Stored items:
________________________
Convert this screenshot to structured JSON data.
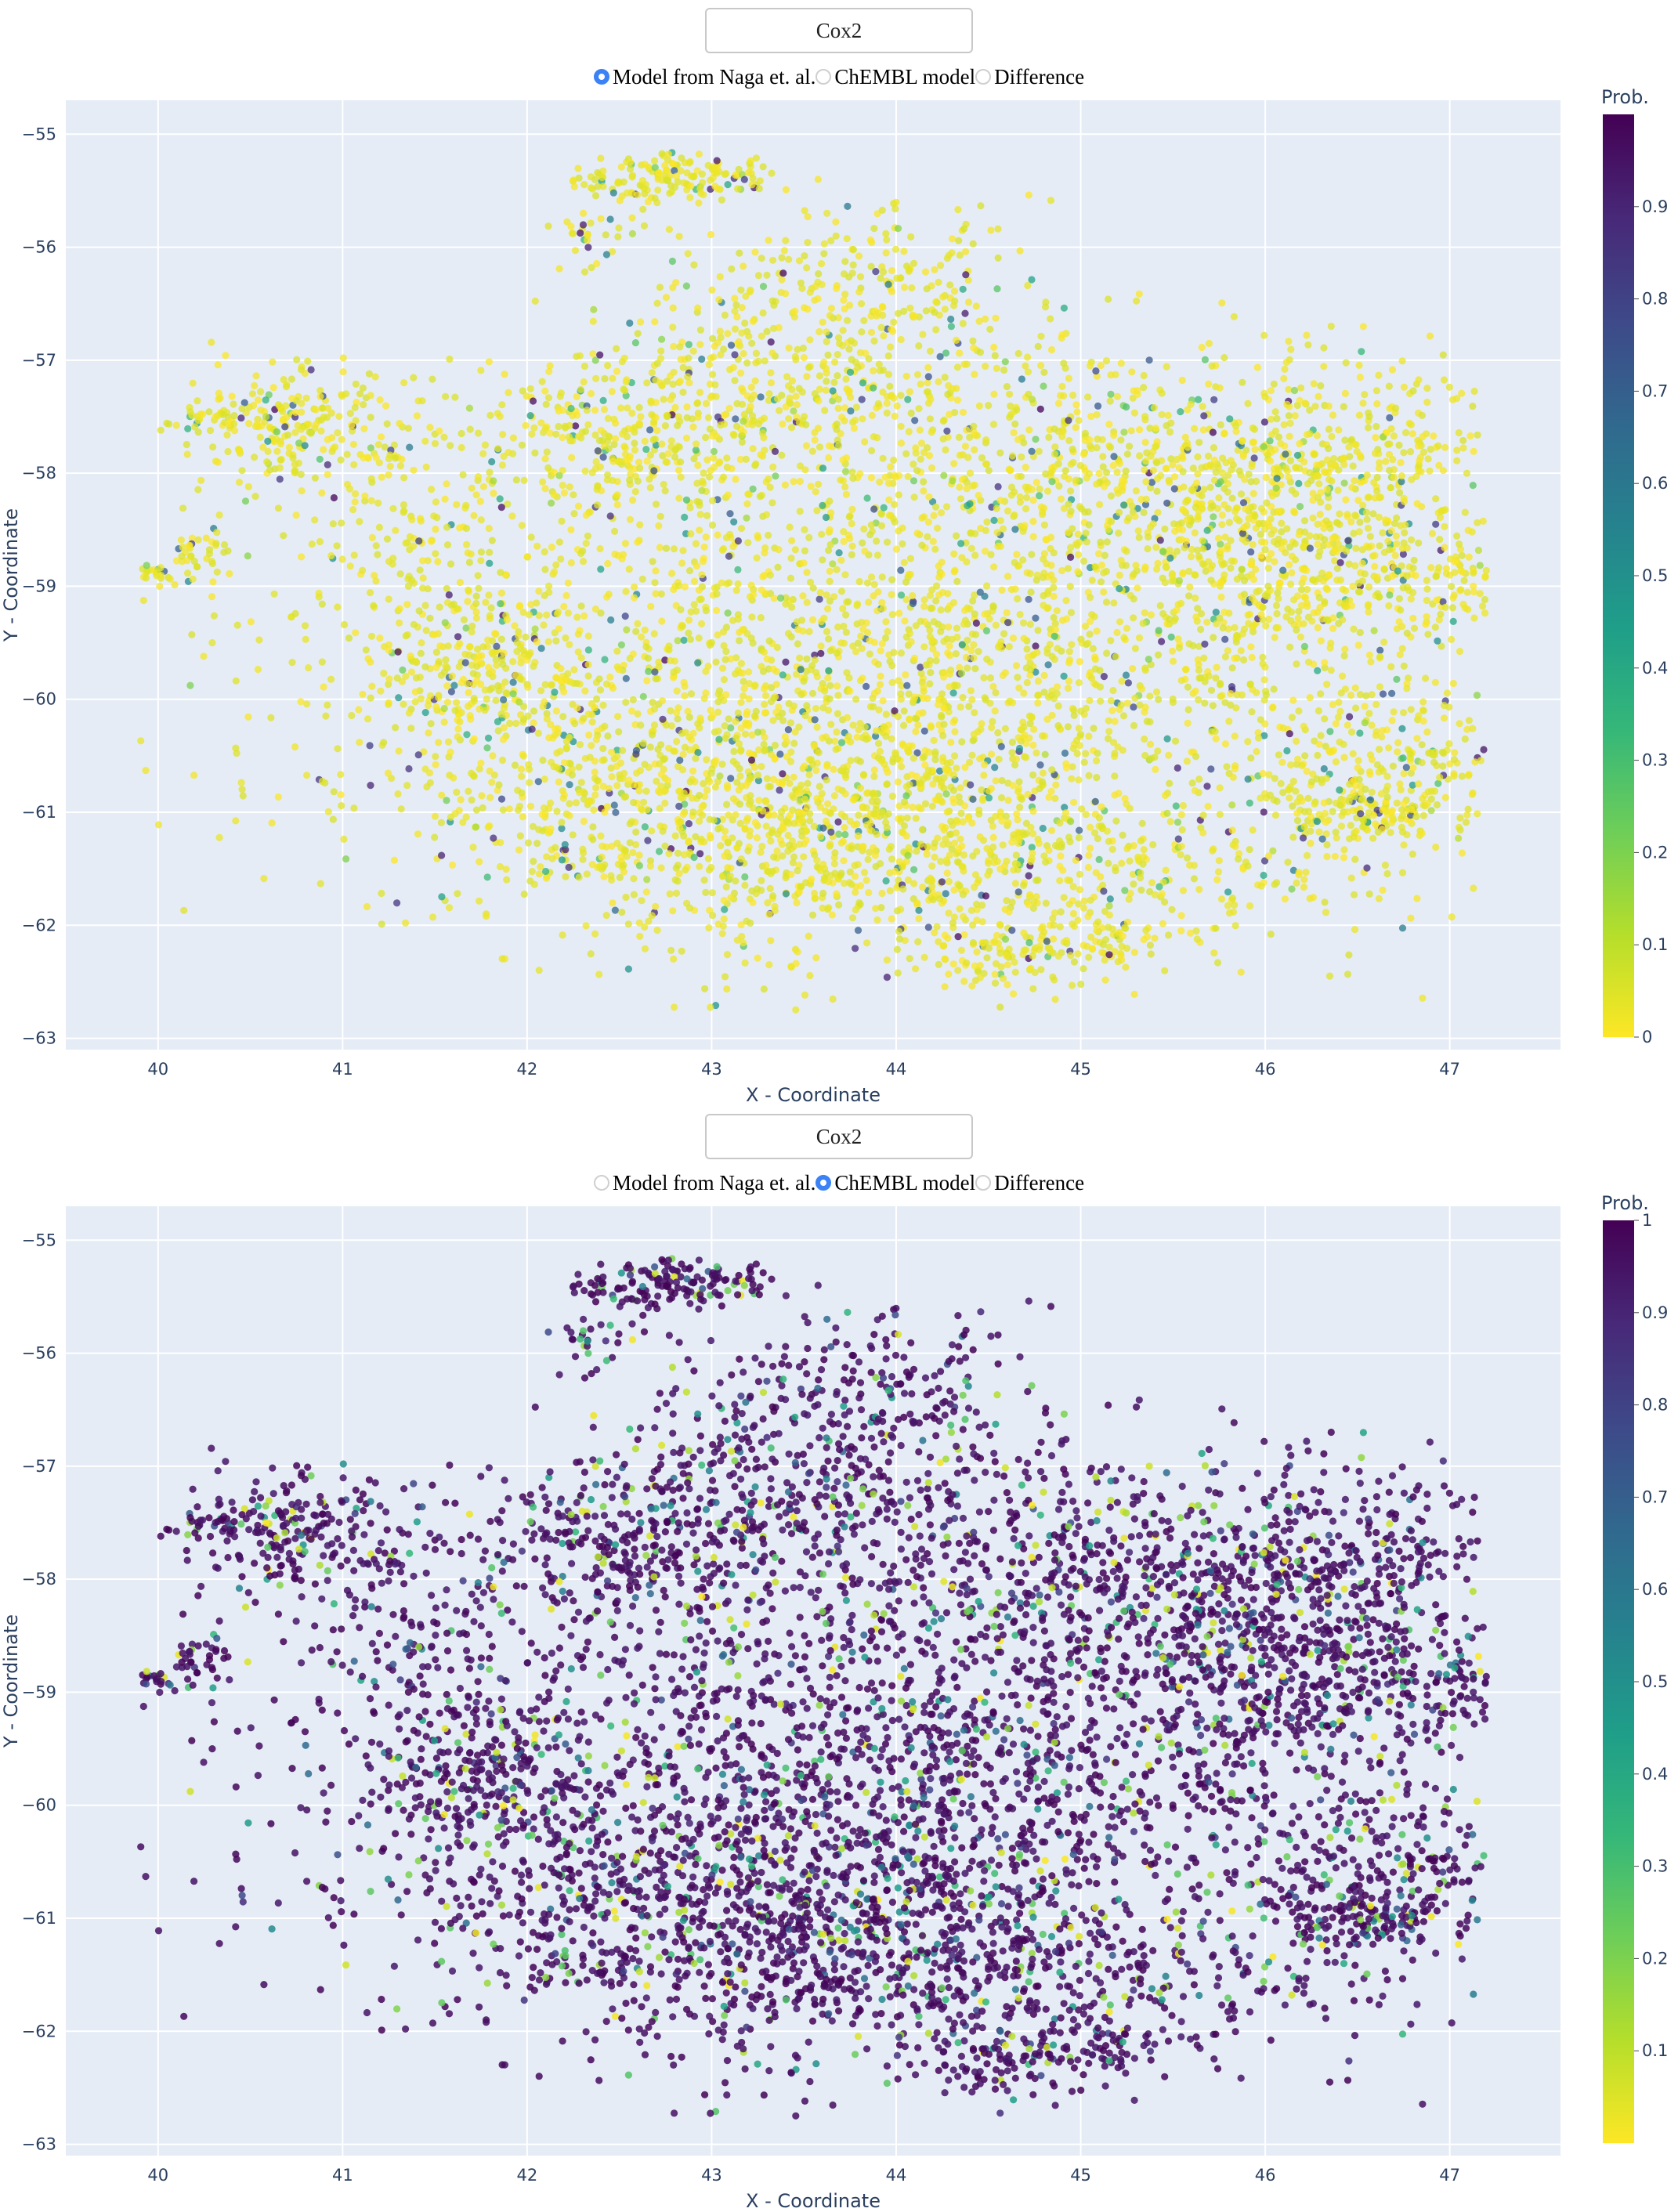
{
  "colors": {
    "plot_bg": "#e5ecf6",
    "grid": "#ffffff",
    "axis_text": "#2a3f5f",
    "viridis": [
      "#fde725",
      "#b5de2b",
      "#6ece58",
      "#35b779",
      "#1f9e89",
      "#26828e",
      "#31688e",
      "#3e4989",
      "#482878",
      "#440154"
    ]
  },
  "panels": [
    {
      "dropdown_label": "Cox2",
      "radio_options": [
        "Model from Naga et. al.",
        "ChEMBL model",
        "Difference"
      ],
      "selected_index": 0
    },
    {
      "dropdown_label": "Cox2",
      "radio_options": [
        "Model from Naga et. al.",
        "ChEMBL model",
        "Difference"
      ],
      "selected_index": 1
    }
  ],
  "chart_data": [
    {
      "type": "scatter",
      "title": "",
      "xlabel": "X - Coordinate",
      "ylabel": "Y - Coordinate",
      "xlim": [
        39.5,
        47.6
      ],
      "ylim": [
        -63.1,
        -54.7
      ],
      "xticks": [
        40,
        41,
        42,
        43,
        44,
        45,
        46,
        47
      ],
      "yticks": [
        -55,
        -56,
        -57,
        -58,
        -59,
        -60,
        -61,
        -62,
        -63
      ],
      "colorbar": {
        "title": "Prob.",
        "range": [
          0,
          1
        ],
        "ticks": [
          0,
          0.1,
          0.2,
          0.3,
          0.4,
          0.5,
          0.6,
          0.7,
          0.8,
          0.9
        ],
        "tick_labels": [
          "0",
          "0.1",
          "0.2",
          "0.3",
          "0.4",
          "0.5",
          "0.6",
          "0.7",
          "0.8",
          "0.9"
        ]
      },
      "series": [
        {
          "name": "Model from Naga et. al.",
          "color_by": "Prob.",
          "dominant_prob": 0.0,
          "note": "mostly near 0 with scattered high-probability points"
        }
      ],
      "clusters": [
        {
          "x": 44.0,
          "y": -59.6,
          "sx": 1.6,
          "sy": 1.15,
          "n": 2600
        },
        {
          "x": 43.1,
          "y": -60.9,
          "sx": 0.9,
          "sy": 0.55,
          "n": 700
        },
        {
          "x": 44.3,
          "y": -61.5,
          "sx": 0.9,
          "sy": 0.45,
          "n": 600
        },
        {
          "x": 45.6,
          "y": -58.0,
          "sx": 0.9,
          "sy": 0.55,
          "n": 700
        },
        {
          "x": 46.3,
          "y": -58.7,
          "sx": 0.5,
          "sy": 0.6,
          "n": 400
        },
        {
          "x": 46.6,
          "y": -60.7,
          "sx": 0.35,
          "sy": 0.35,
          "n": 250
        },
        {
          "x": 46.5,
          "y": -61.0,
          "sx": 0.2,
          "sy": 0.12,
          "n": 80
        },
        {
          "x": 43.5,
          "y": -57.3,
          "sx": 0.7,
          "sy": 0.4,
          "n": 400
        },
        {
          "x": 43.7,
          "y": -56.3,
          "sx": 0.5,
          "sy": 0.35,
          "n": 220
        },
        {
          "x": 42.9,
          "y": -55.35,
          "sx": 0.22,
          "sy": 0.1,
          "n": 110
        },
        {
          "x": 42.55,
          "y": -55.45,
          "sx": 0.18,
          "sy": 0.1,
          "n": 50
        },
        {
          "x": 42.35,
          "y": -55.85,
          "sx": 0.08,
          "sy": 0.2,
          "n": 25
        },
        {
          "x": 40.6,
          "y": -57.6,
          "sx": 0.25,
          "sy": 0.25,
          "n": 160
        },
        {
          "x": 40.25,
          "y": -57.55,
          "sx": 0.08,
          "sy": 0.05,
          "n": 25
        },
        {
          "x": 41.1,
          "y": -57.6,
          "sx": 0.3,
          "sy": 0.35,
          "n": 70
        },
        {
          "x": 40.25,
          "y": -58.7,
          "sx": 0.12,
          "sy": 0.1,
          "n": 35
        },
        {
          "x": 39.98,
          "y": -58.9,
          "sx": 0.08,
          "sy": 0.05,
          "n": 25
        },
        {
          "x": 41.4,
          "y": -58.4,
          "sx": 0.4,
          "sy": 0.4,
          "n": 100
        },
        {
          "x": 41.7,
          "y": -59.7,
          "sx": 0.3,
          "sy": 0.4,
          "n": 220
        },
        {
          "x": 42.5,
          "y": -57.7,
          "sx": 0.35,
          "sy": 0.3,
          "n": 200
        },
        {
          "x": 44.6,
          "y": -62.3,
          "sx": 0.25,
          "sy": 0.12,
          "n": 80
        },
        {
          "x": 45.15,
          "y": -62.1,
          "sx": 0.12,
          "sy": 0.12,
          "n": 40
        },
        {
          "x": 47.0,
          "y": -58.9,
          "sx": 0.12,
          "sy": 0.2,
          "n": 40
        },
        {
          "x": 46.9,
          "y": -57.8,
          "sx": 0.15,
          "sy": 0.1,
          "n": 20
        },
        {
          "x": 42.4,
          "y": -61.5,
          "sx": 0.05,
          "sy": 0.05,
          "n": 10
        }
      ]
    },
    {
      "type": "scatter",
      "title": "",
      "xlabel": "X - Coordinate",
      "ylabel": "Y - Coordinate",
      "xlim": [
        39.5,
        47.6
      ],
      "ylim": [
        -63.1,
        -54.7
      ],
      "xticks": [
        40,
        41,
        42,
        43,
        44,
        45,
        46,
        47
      ],
      "yticks": [
        -55,
        -56,
        -57,
        -58,
        -59,
        -60,
        -61,
        -62,
        -63
      ],
      "colorbar": {
        "title": "Prob.",
        "range": [
          0,
          1
        ],
        "ticks": [
          0.1,
          0.2,
          0.3,
          0.4,
          0.5,
          0.6,
          0.7,
          0.8,
          0.9,
          1
        ],
        "tick_labels": [
          "0.1",
          "0.2",
          "0.3",
          "0.4",
          "0.5",
          "0.6",
          "0.7",
          "0.8",
          "0.9",
          "1"
        ]
      },
      "series": [
        {
          "name": "ChEMBL model",
          "color_by": "Prob.",
          "dominant_prob": 1.0,
          "note": "mostly near 1 with scattered low-probability points"
        }
      ]
    }
  ]
}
________________________
__What is needed__:
Set the pictures aside and transcribe the data above exactly.

__Exercise output__:
Convert this screenshot to structured JSON data.
{
  "colors": {
    "plot_bg": "#e5ecf6",
    "grid": "#ffffff",
    "axis_text": "#2a3f5f",
    "viridis": [
      "#fde725",
      "#b5de2b",
      "#6ece58",
      "#35b779",
      "#1f9e89",
      "#26828e",
      "#31688e",
      "#3e4989",
      "#482878",
      "#440154"
    ]
  },
  "panels": [
    {
      "dropdown_label": "Cox2",
      "radio_options": [
        "Model from Naga et. al.",
        "ChEMBL model",
        "Difference"
      ],
      "selected_index": 0
    },
    {
      "dropdown_label": "Cox2",
      "radio_options": [
        "Model from Naga et. al.",
        "ChEMBL model",
        "Difference"
      ],
      "selected_index": 1
    }
  ],
  "chart_data": [
    {
      "type": "scatter",
      "title": "",
      "xlabel": "X - Coordinate",
      "ylabel": "Y - Coordinate",
      "xlim": [
        39.5,
        47.6
      ],
      "ylim": [
        -63.1,
        -54.7
      ],
      "xticks": [
        40,
        41,
        42,
        43,
        44,
        45,
        46,
        47
      ],
      "yticks": [
        -55,
        -56,
        -57,
        -58,
        -59,
        -60,
        -61,
        -62,
        -63
      ],
      "colorbar": {
        "title": "Prob.",
        "range": [
          0,
          1
        ],
        "ticks": [
          0,
          0.1,
          0.2,
          0.3,
          0.4,
          0.5,
          0.6,
          0.7,
          0.8,
          0.9
        ],
        "tick_labels": [
          "0",
          "0.1",
          "0.2",
          "0.3",
          "0.4",
          "0.5",
          "0.6",
          "0.7",
          "0.8",
          "0.9"
        ]
      },
      "series": [
        {
          "name": "Model from Naga et. al.",
          "color_by": "Prob.",
          "dominant_prob": 0.0,
          "note": "mostly near 0 with scattered high-probability points"
        }
      ],
      "clusters": [
        {
          "x": 44.0,
          "y": -59.6,
          "sx": 1.6,
          "sy": 1.15,
          "n": 2600
        },
        {
          "x": 43.1,
          "y": -60.9,
          "sx": 0.9,
          "sy": 0.55,
          "n": 700
        },
        {
          "x": 44.3,
          "y": -61.5,
          "sx": 0.9,
          "sy": 0.45,
          "n": 600
        },
        {
          "x": 45.6,
          "y": -58.0,
          "sx": 0.9,
          "sy": 0.55,
          "n": 700
        },
        {
          "x": 46.3,
          "y": -58.7,
          "sx": 0.5,
          "sy": 0.6,
          "n": 400
        },
        {
          "x": 46.6,
          "y": -60.7,
          "sx": 0.35,
          "sy": 0.35,
          "n": 250
        },
        {
          "x": 46.5,
          "y": -61.0,
          "sx": 0.2,
          "sy": 0.12,
          "n": 80
        },
        {
          "x": 43.5,
          "y": -57.3,
          "sx": 0.7,
          "sy": 0.4,
          "n": 400
        },
        {
          "x": 43.7,
          "y": -56.3,
          "sx": 0.5,
          "sy": 0.35,
          "n": 220
        },
        {
          "x": 42.9,
          "y": -55.35,
          "sx": 0.22,
          "sy": 0.1,
          "n": 110
        },
        {
          "x": 42.55,
          "y": -55.45,
          "sx": 0.18,
          "sy": 0.1,
          "n": 50
        },
        {
          "x": 42.35,
          "y": -55.85,
          "sx": 0.08,
          "sy": 0.2,
          "n": 25
        },
        {
          "x": 40.6,
          "y": -57.6,
          "sx": 0.25,
          "sy": 0.25,
          "n": 160
        },
        {
          "x": 40.25,
          "y": -57.55,
          "sx": 0.08,
          "sy": 0.05,
          "n": 25
        },
        {
          "x": 41.1,
          "y": -57.6,
          "sx": 0.3,
          "sy": 0.35,
          "n": 70
        },
        {
          "x": 40.25,
          "y": -58.7,
          "sx": 0.12,
          "sy": 0.1,
          "n": 35
        },
        {
          "x": 39.98,
          "y": -58.9,
          "sx": 0.08,
          "sy": 0.05,
          "n": 25
        },
        {
          "x": 41.4,
          "y": -58.4,
          "sx": 0.4,
          "sy": 0.4,
          "n": 100
        },
        {
          "x": 41.7,
          "y": -59.7,
          "sx": 0.3,
          "sy": 0.4,
          "n": 220
        },
        {
          "x": 42.5,
          "y": -57.7,
          "sx": 0.35,
          "sy": 0.3,
          "n": 200
        },
        {
          "x": 44.6,
          "y": -62.3,
          "sx": 0.25,
          "sy": 0.12,
          "n": 80
        },
        {
          "x": 45.15,
          "y": -62.1,
          "sx": 0.12,
          "sy": 0.12,
          "n": 40
        },
        {
          "x": 47.0,
          "y": -58.9,
          "sx": 0.12,
          "sy": 0.2,
          "n": 40
        },
        {
          "x": 46.9,
          "y": -57.8,
          "sx": 0.15,
          "sy": 0.1,
          "n": 20
        },
        {
          "x": 42.4,
          "y": -61.5,
          "sx": 0.05,
          "sy": 0.05,
          "n": 10
        }
      ]
    },
    {
      "type": "scatter",
      "title": "",
      "xlabel": "X - Coordinate",
      "ylabel": "Y - Coordinate",
      "xlim": [
        39.5,
        47.6
      ],
      "ylim": [
        -63.1,
        -54.7
      ],
      "xticks": [
        40,
        41,
        42,
        43,
        44,
        45,
        46,
        47
      ],
      "yticks": [
        -55,
        -56,
        -57,
        -58,
        -59,
        -60,
        -61,
        -62,
        -63
      ],
      "colorbar": {
        "title": "Prob.",
        "range": [
          0,
          1
        ],
        "ticks": [
          0.1,
          0.2,
          0.3,
          0.4,
          0.5,
          0.6,
          0.7,
          0.8,
          0.9,
          1
        ],
        "tick_labels": [
          "0.1",
          "0.2",
          "0.3",
          "0.4",
          "0.5",
          "0.6",
          "0.7",
          "0.8",
          "0.9",
          "1"
        ]
      },
      "series": [
        {
          "name": "ChEMBL model",
          "color_by": "Prob.",
          "dominant_prob": 1.0,
          "note": "mostly near 1 with scattered low-probability points"
        }
      ]
    }
  ]
}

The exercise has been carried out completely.